## EXERCISE
Leaving out the images, repeat all the lines below exactly.

::::::::

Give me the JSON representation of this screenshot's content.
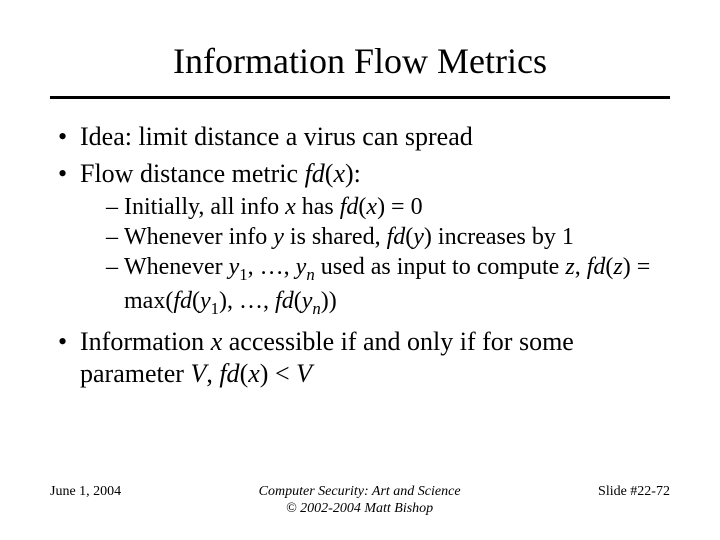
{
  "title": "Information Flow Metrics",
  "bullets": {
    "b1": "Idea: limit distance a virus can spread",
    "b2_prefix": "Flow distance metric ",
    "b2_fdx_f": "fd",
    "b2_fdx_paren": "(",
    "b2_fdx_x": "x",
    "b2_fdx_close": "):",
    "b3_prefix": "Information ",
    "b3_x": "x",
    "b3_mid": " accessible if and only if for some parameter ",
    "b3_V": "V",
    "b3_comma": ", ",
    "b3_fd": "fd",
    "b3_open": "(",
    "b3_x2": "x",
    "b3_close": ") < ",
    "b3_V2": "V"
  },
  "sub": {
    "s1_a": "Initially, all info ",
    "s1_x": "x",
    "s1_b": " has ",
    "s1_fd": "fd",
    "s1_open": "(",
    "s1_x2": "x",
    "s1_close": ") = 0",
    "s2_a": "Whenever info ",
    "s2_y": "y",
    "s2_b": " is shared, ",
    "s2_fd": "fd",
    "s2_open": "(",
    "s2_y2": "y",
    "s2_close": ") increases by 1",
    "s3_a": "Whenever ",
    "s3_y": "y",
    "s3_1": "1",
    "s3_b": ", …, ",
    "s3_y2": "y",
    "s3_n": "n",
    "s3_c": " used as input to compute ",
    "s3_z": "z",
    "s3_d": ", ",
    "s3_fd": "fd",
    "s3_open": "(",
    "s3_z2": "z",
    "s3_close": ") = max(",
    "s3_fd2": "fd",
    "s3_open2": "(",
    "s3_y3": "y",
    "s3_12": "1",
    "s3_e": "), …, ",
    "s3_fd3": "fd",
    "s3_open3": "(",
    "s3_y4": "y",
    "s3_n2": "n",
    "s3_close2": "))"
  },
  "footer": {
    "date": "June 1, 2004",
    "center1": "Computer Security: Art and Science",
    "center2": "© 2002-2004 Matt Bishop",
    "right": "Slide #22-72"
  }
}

::::::::

## ANSWER TO THIS TASK
Give me the JSON representation of this screenshot's content.
{
  "title": "Information Flow Metrics",
  "bullets": {
    "b1": "Idea: limit distance a virus can spread",
    "b2_prefix": "Flow distance metric ",
    "b2_fdx_f": "fd",
    "b2_fdx_paren": "(",
    "b2_fdx_x": "x",
    "b2_fdx_close": "):",
    "b3_prefix": "Information ",
    "b3_x": "x",
    "b3_mid": " accessible if and only if for some parameter ",
    "b3_V": "V",
    "b3_comma": ", ",
    "b3_fd": "fd",
    "b3_open": "(",
    "b3_x2": "x",
    "b3_close": ") < ",
    "b3_V2": "V"
  },
  "sub": {
    "s1_a": "Initially, all info ",
    "s1_x": "x",
    "s1_b": " has ",
    "s1_fd": "fd",
    "s1_open": "(",
    "s1_x2": "x",
    "s1_close": ") = 0",
    "s2_a": "Whenever info ",
    "s2_y": "y",
    "s2_b": " is shared, ",
    "s2_fd": "fd",
    "s2_open": "(",
    "s2_y2": "y",
    "s2_close": ") increases by 1",
    "s3_a": "Whenever ",
    "s3_y": "y",
    "s3_1": "1",
    "s3_b": ", …, ",
    "s3_y2": "y",
    "s3_n": "n",
    "s3_c": " used as input to compute ",
    "s3_z": "z",
    "s3_d": ", ",
    "s3_fd": "fd",
    "s3_open": "(",
    "s3_z2": "z",
    "s3_close": ") = max(",
    "s3_fd2": "fd",
    "s3_open2": "(",
    "s3_y3": "y",
    "s3_12": "1",
    "s3_e": "), …, ",
    "s3_fd3": "fd",
    "s3_open3": "(",
    "s3_y4": "y",
    "s3_n2": "n",
    "s3_close2": "))"
  },
  "footer": {
    "date": "June 1, 2004",
    "center1": "Computer Security: Art and Science",
    "center2": "© 2002-2004 Matt Bishop",
    "right": "Slide #22-72"
  }
}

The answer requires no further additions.